**Exercise requirements**
Give back the full material, exactly as it reads.

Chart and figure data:
++++++++++++++++++++

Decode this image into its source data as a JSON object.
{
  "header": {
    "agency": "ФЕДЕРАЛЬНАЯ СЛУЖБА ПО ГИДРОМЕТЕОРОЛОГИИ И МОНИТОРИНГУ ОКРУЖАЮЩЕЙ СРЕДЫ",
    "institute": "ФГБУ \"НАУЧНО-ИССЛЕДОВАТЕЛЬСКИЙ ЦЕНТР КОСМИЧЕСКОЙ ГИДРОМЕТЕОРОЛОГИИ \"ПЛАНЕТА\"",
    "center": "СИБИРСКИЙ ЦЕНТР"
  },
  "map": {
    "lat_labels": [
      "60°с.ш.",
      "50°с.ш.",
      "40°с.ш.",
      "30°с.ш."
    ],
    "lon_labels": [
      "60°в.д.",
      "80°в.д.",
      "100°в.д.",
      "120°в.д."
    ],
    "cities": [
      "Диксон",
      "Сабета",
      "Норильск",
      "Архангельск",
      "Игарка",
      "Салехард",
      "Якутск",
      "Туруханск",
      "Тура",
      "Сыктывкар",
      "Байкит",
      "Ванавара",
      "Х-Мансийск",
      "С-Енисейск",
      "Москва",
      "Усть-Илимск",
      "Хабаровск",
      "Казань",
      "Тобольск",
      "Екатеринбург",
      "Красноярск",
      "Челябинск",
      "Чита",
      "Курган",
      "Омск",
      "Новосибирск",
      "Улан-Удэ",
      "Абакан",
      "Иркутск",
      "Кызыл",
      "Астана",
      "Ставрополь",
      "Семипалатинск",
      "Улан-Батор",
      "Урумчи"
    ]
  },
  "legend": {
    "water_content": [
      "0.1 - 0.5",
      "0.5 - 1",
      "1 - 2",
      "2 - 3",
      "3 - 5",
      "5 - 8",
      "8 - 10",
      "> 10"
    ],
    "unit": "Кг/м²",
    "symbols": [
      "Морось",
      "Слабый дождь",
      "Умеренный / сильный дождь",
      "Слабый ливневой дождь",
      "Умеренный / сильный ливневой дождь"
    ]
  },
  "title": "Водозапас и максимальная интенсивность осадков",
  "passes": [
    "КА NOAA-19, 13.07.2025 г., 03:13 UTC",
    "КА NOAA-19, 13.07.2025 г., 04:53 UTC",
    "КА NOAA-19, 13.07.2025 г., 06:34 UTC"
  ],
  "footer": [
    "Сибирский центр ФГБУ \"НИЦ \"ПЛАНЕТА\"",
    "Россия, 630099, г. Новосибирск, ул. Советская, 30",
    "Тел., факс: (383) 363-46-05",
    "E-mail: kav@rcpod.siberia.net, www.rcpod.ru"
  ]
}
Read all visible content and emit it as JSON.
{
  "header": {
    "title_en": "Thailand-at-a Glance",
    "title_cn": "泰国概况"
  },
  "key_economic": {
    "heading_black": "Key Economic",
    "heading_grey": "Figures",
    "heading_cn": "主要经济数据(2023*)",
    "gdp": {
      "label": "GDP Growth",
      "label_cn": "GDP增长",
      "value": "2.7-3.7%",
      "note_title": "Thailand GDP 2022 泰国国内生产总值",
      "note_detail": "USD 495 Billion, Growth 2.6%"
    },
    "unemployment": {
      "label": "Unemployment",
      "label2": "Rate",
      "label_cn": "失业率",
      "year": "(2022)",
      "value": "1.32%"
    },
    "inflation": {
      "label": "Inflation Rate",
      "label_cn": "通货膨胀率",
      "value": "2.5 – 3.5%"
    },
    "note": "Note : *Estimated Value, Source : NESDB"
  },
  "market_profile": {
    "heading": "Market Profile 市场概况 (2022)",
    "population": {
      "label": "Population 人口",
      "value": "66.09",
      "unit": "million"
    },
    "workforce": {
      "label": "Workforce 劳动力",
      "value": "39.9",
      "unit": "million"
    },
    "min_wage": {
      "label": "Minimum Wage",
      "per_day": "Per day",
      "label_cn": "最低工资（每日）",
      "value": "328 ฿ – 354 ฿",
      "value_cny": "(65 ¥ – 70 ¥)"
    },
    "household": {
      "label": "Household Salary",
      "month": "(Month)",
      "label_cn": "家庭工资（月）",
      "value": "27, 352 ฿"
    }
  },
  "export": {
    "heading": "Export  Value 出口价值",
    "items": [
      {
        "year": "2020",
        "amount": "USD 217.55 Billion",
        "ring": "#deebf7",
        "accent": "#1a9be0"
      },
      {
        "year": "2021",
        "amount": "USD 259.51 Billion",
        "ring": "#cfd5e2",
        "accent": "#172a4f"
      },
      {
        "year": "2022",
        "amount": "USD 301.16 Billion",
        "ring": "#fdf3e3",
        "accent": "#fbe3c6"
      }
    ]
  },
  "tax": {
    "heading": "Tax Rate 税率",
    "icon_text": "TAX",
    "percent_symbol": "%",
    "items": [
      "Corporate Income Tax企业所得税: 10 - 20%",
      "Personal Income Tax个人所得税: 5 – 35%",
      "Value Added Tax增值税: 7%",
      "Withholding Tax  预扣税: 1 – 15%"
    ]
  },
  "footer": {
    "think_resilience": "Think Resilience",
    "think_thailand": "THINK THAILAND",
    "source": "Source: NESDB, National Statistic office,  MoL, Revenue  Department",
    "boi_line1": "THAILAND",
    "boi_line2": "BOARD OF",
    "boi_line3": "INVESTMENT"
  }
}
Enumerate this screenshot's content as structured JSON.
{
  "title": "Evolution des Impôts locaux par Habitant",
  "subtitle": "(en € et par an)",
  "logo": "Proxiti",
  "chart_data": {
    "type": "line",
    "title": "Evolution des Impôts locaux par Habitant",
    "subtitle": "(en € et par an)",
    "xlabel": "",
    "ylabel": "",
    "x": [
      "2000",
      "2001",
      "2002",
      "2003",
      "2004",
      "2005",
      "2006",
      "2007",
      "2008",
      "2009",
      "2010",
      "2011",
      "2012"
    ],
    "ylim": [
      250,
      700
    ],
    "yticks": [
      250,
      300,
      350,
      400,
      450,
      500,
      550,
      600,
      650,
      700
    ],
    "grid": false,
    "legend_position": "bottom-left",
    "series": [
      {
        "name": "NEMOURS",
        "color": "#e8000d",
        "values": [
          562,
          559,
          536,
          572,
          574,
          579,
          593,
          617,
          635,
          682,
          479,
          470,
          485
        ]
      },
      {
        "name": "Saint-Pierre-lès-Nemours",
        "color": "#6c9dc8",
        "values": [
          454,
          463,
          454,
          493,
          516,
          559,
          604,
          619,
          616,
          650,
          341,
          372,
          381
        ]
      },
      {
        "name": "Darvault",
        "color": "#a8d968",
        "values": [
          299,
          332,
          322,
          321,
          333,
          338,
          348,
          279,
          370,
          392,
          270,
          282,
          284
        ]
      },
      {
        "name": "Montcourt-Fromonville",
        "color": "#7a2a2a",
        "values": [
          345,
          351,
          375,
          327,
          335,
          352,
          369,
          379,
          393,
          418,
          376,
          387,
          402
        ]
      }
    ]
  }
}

++++++++++++++++++++

**The completed task**
Decode this image into its source data as a JSON object.
{
  "header": {
    "agency": "ФЕДЕРАЛЬНАЯ СЛУЖБА ПО ГИДРОМЕТЕОРОЛОГИИ И МОНИТОРИНГУ ОКРУЖАЮЩЕЙ СРЕДЫ",
    "institute": "ФГБУ \"НАУЧНО-ИССЛЕДОВАТЕЛЬСКИЙ ЦЕНТР КОСМИЧЕСКОЙ ГИДРОМЕТЕОРОЛОГИИ \"ПЛАНЕТА\"",
    "center": "СИБИРСКИЙ ЦЕНТР"
  },
  "map": {
    "lat_labels": [
      "60°с.ш.",
      "50°с.ш.",
      "40°с.ш.",
      "30°с.ш."
    ],
    "lon_labels": [
      "60°в.д.",
      "80°в.д.",
      "100°в.д.",
      "120°в.д."
    ],
    "cities": [
      "Диксон",
      "Сабета",
      "Норильск",
      "Архангельск",
      "Игарка",
      "Салехард",
      "Якутск",
      "Туруханск",
      "Тура",
      "Сыктывкар",
      "Байкит",
      "Ванавара",
      "Х-Мансийск",
      "С-Енисейск",
      "Москва",
      "Усть-Илимск",
      "Хабаровск",
      "Казань",
      "Тобольск",
      "Екатеринбург",
      "Красноярск",
      "Челябинск",
      "Чита",
      "Курган",
      "Омск",
      "Новосибирск",
      "Улан-Удэ",
      "Абакан",
      "Иркутск",
      "Кызыл",
      "Астана",
      "Ставрополь",
      "Семипалатинск",
      "Улан-Батор",
      "Урумчи"
    ]
  },
  "legend": {
    "water_content": [
      "0.1 - 0.5",
      "0.5 - 1",
      "1 - 2",
      "2 - 3",
      "3 - 5",
      "5 - 8",
      "8 - 10",
      "> 10"
    ],
    "unit": "Кг/м²",
    "symbols": [
      "Морось",
      "Слабый дождь",
      "Умеренный / сильный дождь",
      "Слабый ливневой дождь",
      "Умеренный / сильный ливневой дождь"
    ]
  },
  "title": "Водозапас и максимальная интенсивность осадков",
  "passes": [
    "КА NOAA-19, 13.07.2025 г., 03:13 UTC",
    "КА NOAA-19, 13.07.2025 г., 04:53 UTC",
    "КА NOAA-19, 13.07.2025 г., 06:34 UTC"
  ],
  "footer": [
    "Сибирский центр ФГБУ \"НИЦ \"ПЛАНЕТА\"",
    "Россия, 630099, г. Новосибирск, ул. Советская, 30",
    "Тел., факс: (383) 363-46-05",
    "E-mail: kav@rcpod.siberia.net, www.rcpod.ru"
  ]
}
Read all visible content and emit it as JSON.
{
  "header": {
    "title_en": "Thailand-at-a Glance",
    "title_cn": "泰国概况"
  },
  "key_economic": {
    "heading_black": "Key Economic",
    "heading_grey": "Figures",
    "heading_cn": "主要经济数据(2023*)",
    "gdp": {
      "label": "GDP Growth",
      "label_cn": "GDP增长",
      "value": "2.7-3.7%",
      "note_title": "Thailand GDP 2022 泰国国内生产总值",
      "note_detail": "USD 495 Billion, Growth 2.6%"
    },
    "unemployment": {
      "label": "Unemployment",
      "label2": "Rate",
      "label_cn": "失业率",
      "year": "(2022)",
      "value": "1.32%"
    },
    "inflation": {
      "label": "Inflation Rate",
      "label_cn": "通货膨胀率",
      "value": "2.5 – 3.5%"
    },
    "note": "Note : *Estimated Value, Source : NESDB"
  },
  "market_profile": {
    "heading": "Market Profile 市场概况 (2022)",
    "population": {
      "label": "Population 人口",
      "value": "66.09",
      "unit": "million"
    },
    "workforce": {
      "label": "Workforce 劳动力",
      "value": "39.9",
      "unit": "million"
    },
    "min_wage": {
      "label": "Minimum Wage",
      "per_day": "Per day",
      "label_cn": "最低工资（每日）",
      "value": "328 ฿ – 354 ฿",
      "value_cny": "(65 ¥ – 70 ¥)"
    },
    "household": {
      "label": "Household Salary",
      "month": "(Month)",
      "label_cn": "家庭工资（月）",
      "value": "27, 352 ฿"
    }
  },
  "export": {
    "heading": "Export  Value 出口价值",
    "items": [
      {
        "year": "2020",
        "amount": "USD 217.55 Billion",
        "ring": "#deebf7",
        "accent": "#1a9be0"
      },
      {
        "year": "2021",
        "amount": "USD 259.51 Billion",
        "ring": "#cfd5e2",
        "accent": "#172a4f"
      },
      {
        "year": "2022",
        "amount": "USD 301.16 Billion",
        "ring": "#fdf3e3",
        "accent": "#fbe3c6"
      }
    ]
  },
  "tax": {
    "heading": "Tax Rate 税率",
    "icon_text": "TAX",
    "percent_symbol": "%",
    "items": [
      "Corporate Income Tax企业所得税: 10 - 20%",
      "Personal Income Tax个人所得税: 5 – 35%",
      "Value Added Tax增值税: 7%",
      "Withholding Tax  预扣税: 1 – 15%"
    ]
  },
  "footer": {
    "think_resilience": "Think Resilience",
    "think_thailand": "THINK THAILAND",
    "source": "Source: NESDB, National Statistic office,  MoL, Revenue  Department",
    "boi_line1": "THAILAND",
    "boi_line2": "BOARD OF",
    "boi_line3": "INVESTMENT"
  }
}
Enumerate this screenshot's content as structured JSON.
{
  "title": "Evolution des Impôts locaux par Habitant",
  "subtitle": "(en € et par an)",
  "logo": "Proxiti",
  "chart_data": {
    "type": "line",
    "title": "Evolution des Impôts locaux par Habitant",
    "subtitle": "(en € et par an)",
    "xlabel": "",
    "ylabel": "",
    "x": [
      "2000",
      "2001",
      "2002",
      "2003",
      "2004",
      "2005",
      "2006",
      "2007",
      "2008",
      "2009",
      "2010",
      "2011",
      "2012"
    ],
    "ylim": [
      250,
      700
    ],
    "yticks": [
      250,
      300,
      350,
      400,
      450,
      500,
      550,
      600,
      650,
      700
    ],
    "grid": false,
    "legend_position": "bottom-left",
    "series": [
      {
        "name": "NEMOURS",
        "color": "#e8000d",
        "values": [
          562,
          559,
          536,
          572,
          574,
          579,
          593,
          617,
          635,
          682,
          479,
          470,
          485
        ]
      },
      {
        "name": "Saint-Pierre-lès-Nemours",
        "color": "#6c9dc8",
        "values": [
          454,
          463,
          454,
          493,
          516,
          559,
          604,
          619,
          616,
          650,
          341,
          372,
          381
        ]
      },
      {
        "name": "Darvault",
        "color": "#a8d968",
        "values": [
          299,
          332,
          322,
          321,
          333,
          338,
          348,
          279,
          370,
          392,
          270,
          282,
          284
        ]
      },
      {
        "name": "Montcourt-Fromonville",
        "color": "#7a2a2a",
        "values": [
          345,
          351,
          375,
          327,
          335,
          352,
          369,
          379,
          393,
          418,
          376,
          387,
          402
        ]
      }
    ]
  }
}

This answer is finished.